--- Страница ---
344
В какой мере и мы еще набожны. В науке убеждения не имеют никакого
права гражданства, так – и вполне основательно – принято говорить: лишь
когда эти убеждения решаются снизойти до скромного уровня гипотезы, временной
рабочей точки зрения, регулятивной фикции, им разрешается доступ в область
познания и даже право на определенное достоинство в ней – при условии
постоянного пребывания под полицейским присмотром, под надзором полиции
недоверия. – Но в более точном разгляде не означает ли это: лишь когда
убеждение перестает быть убеждением, оно вправе притязать на вход
в науку? Разве дисциплина научного ума не начинается с того, что не позволяешь
себе больше никаких убеждений?.. Так оно, по-видимому, и есть: остается
лишь спросить, не должно ли уже наличествовать некое убеждение, чтобы
эта дисциплина могла вообще начаться, а именно убеждение, столь властное
и безусловное, что приносящее себе в жертву все прочие убеждения. Очевидно,
сама наука покоится на вере; не существует никакой “беспредпосылочной”
науки. Вопрос, нужна ли истина, должен быть не только заведомо
решен в утвердительном смысле, но и утвержден в такой степени, чтобы в
нем нашли свое выражение тезис, вера, убеждение; “нет ничего более
необходимого, чем истина, и в сравнении с нею все прочее имеет лишь
второстепенное значение”. – Эта безусловная воля к истине: что она такое?

--- Содержимое набора ---
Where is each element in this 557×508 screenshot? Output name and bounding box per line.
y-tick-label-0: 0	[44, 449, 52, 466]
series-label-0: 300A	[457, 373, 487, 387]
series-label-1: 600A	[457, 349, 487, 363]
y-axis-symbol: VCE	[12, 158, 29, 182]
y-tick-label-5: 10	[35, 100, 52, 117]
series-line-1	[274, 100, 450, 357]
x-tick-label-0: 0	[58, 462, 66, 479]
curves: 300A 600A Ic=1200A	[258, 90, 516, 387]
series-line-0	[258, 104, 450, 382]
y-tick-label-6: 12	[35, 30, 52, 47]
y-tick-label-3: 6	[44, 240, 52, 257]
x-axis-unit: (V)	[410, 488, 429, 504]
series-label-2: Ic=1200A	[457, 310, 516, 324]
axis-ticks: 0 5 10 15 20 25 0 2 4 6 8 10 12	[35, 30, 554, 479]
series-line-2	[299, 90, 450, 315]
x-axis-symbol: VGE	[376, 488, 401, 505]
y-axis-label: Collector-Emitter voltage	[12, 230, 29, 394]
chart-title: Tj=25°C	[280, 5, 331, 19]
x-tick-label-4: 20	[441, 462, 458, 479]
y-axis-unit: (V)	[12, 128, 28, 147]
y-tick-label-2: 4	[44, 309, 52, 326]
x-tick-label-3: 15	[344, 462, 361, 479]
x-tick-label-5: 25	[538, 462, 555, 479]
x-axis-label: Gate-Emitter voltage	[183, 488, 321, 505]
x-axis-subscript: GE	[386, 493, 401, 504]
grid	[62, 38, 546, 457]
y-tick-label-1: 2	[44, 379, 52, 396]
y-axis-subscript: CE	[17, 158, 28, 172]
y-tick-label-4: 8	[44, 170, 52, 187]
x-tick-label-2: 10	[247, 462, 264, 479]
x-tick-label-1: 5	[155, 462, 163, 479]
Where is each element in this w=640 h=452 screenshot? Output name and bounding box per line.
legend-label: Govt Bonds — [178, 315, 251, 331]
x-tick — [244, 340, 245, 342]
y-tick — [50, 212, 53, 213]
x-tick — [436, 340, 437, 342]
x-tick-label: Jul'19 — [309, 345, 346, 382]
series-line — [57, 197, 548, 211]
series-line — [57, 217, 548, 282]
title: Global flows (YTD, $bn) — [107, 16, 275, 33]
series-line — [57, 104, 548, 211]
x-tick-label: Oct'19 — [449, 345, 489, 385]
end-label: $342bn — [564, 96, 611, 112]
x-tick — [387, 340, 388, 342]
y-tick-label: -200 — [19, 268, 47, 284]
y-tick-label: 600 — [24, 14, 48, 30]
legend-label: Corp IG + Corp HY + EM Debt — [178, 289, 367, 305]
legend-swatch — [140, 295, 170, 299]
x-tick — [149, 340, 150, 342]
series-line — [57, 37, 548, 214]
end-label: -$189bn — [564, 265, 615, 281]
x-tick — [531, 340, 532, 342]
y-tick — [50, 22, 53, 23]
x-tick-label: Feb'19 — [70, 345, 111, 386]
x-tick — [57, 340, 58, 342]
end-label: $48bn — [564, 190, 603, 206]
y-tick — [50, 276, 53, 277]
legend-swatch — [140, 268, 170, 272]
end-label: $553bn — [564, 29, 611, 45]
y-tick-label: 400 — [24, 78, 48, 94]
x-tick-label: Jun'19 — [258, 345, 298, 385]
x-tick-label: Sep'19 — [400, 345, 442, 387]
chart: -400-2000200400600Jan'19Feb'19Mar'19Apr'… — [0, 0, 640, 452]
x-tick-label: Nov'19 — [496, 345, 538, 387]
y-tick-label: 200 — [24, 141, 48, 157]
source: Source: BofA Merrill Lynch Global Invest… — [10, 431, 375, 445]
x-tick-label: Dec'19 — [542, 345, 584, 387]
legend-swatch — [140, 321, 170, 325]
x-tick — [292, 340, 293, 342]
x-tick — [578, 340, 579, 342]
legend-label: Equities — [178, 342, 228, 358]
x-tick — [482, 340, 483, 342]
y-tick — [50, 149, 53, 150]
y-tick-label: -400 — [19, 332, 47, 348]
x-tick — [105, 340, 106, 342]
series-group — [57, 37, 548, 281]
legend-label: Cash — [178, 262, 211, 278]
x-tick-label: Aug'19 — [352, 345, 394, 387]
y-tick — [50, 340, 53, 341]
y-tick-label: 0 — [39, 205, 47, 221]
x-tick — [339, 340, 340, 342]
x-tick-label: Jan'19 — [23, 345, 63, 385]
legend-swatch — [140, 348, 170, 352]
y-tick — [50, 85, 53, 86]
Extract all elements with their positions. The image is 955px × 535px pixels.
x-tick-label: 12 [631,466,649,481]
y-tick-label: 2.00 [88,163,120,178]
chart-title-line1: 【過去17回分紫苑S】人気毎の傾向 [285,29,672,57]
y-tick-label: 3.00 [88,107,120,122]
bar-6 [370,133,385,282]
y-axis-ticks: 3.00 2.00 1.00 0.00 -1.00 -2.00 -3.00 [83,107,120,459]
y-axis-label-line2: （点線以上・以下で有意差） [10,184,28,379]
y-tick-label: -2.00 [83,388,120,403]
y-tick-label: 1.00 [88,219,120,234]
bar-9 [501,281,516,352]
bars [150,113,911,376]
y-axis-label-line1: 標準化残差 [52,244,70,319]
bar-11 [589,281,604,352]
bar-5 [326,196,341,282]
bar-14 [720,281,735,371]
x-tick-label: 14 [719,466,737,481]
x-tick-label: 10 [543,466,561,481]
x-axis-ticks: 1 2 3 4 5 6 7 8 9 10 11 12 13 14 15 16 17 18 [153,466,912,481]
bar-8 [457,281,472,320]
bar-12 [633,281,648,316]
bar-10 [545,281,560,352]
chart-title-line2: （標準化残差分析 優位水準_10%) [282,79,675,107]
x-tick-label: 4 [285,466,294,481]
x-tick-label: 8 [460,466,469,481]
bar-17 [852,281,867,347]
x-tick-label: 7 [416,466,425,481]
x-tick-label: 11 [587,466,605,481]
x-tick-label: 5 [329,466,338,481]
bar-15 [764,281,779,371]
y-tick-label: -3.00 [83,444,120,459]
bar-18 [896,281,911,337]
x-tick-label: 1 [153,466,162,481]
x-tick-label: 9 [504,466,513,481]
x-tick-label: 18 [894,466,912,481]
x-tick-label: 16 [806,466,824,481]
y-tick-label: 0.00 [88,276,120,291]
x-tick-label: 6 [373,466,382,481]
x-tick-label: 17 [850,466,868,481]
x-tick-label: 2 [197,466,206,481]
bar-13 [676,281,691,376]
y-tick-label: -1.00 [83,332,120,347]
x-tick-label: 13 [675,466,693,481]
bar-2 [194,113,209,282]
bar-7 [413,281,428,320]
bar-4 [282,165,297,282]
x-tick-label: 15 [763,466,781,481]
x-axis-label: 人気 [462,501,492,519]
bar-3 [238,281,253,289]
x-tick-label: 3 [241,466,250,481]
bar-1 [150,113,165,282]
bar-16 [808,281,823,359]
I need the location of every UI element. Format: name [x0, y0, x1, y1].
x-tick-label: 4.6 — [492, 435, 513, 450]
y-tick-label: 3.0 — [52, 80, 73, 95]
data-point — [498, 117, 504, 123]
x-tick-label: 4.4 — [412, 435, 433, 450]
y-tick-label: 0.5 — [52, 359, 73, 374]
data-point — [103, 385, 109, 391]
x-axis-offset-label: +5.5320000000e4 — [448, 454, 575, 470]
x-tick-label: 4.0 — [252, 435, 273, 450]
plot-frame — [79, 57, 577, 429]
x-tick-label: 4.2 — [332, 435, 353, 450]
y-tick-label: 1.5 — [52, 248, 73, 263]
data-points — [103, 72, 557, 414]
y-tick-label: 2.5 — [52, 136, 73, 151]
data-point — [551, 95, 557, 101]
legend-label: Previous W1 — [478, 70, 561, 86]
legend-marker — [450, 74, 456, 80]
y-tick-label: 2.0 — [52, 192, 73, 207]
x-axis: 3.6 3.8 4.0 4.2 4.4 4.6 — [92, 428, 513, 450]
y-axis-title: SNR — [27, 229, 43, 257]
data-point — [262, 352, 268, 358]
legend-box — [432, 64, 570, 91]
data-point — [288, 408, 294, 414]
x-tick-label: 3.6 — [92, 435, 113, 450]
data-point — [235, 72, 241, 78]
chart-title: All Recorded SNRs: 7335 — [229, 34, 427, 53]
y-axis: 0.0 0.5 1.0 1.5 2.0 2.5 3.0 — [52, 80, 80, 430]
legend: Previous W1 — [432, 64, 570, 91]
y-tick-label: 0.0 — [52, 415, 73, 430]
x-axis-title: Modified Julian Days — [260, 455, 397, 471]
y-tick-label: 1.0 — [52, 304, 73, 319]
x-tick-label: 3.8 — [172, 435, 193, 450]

--- Что сделать ---
(1) Определите, согласуются ли с фрагментом о науке следующие утверждения: (a) существует беспредпосылочная наука; (b) убеждения получают доступ в область познания, когда снисходят до уровня гипотезы; (c) наука покоится на сомнении. Для каждого ответьте «да» или «нет» и приведите точную цитату из фрагмента, которая это решает.
(2) Перепишите без изменений часть фрагмента о науке, начиная со слов «науки. Вопрос, нужна» и заканчивая словами «что она такое?».
Материал существует отдельно от фрагмента о науке и с ним не связан.

--- Ответы ---
(1)
(a) Нет: «не существует никакой “беспредпосылочной” науки».
(b) Да: «лишь когда эти убеждения решаются снизойти до скромного уровня гипотезы, временной рабочей точки зрения, регулятивной фикции, им разрешается доступ в область познания».
(c) Нет: «сама наука покоится на вере».

(2)
науки. Вопрос, нужна ли истина, должен быть не только заведомо
решен в утвердительном смысле, но и утвержден в такой степени, чтобы в
нем нашли свое выражение тезис, вера, убеждение; “нет ничего более
необходимого, чем истина, и в сравнении с нею все прочее имеет лишь
второстепенное значение”. – Эта безусловная воля к истине: что она такое?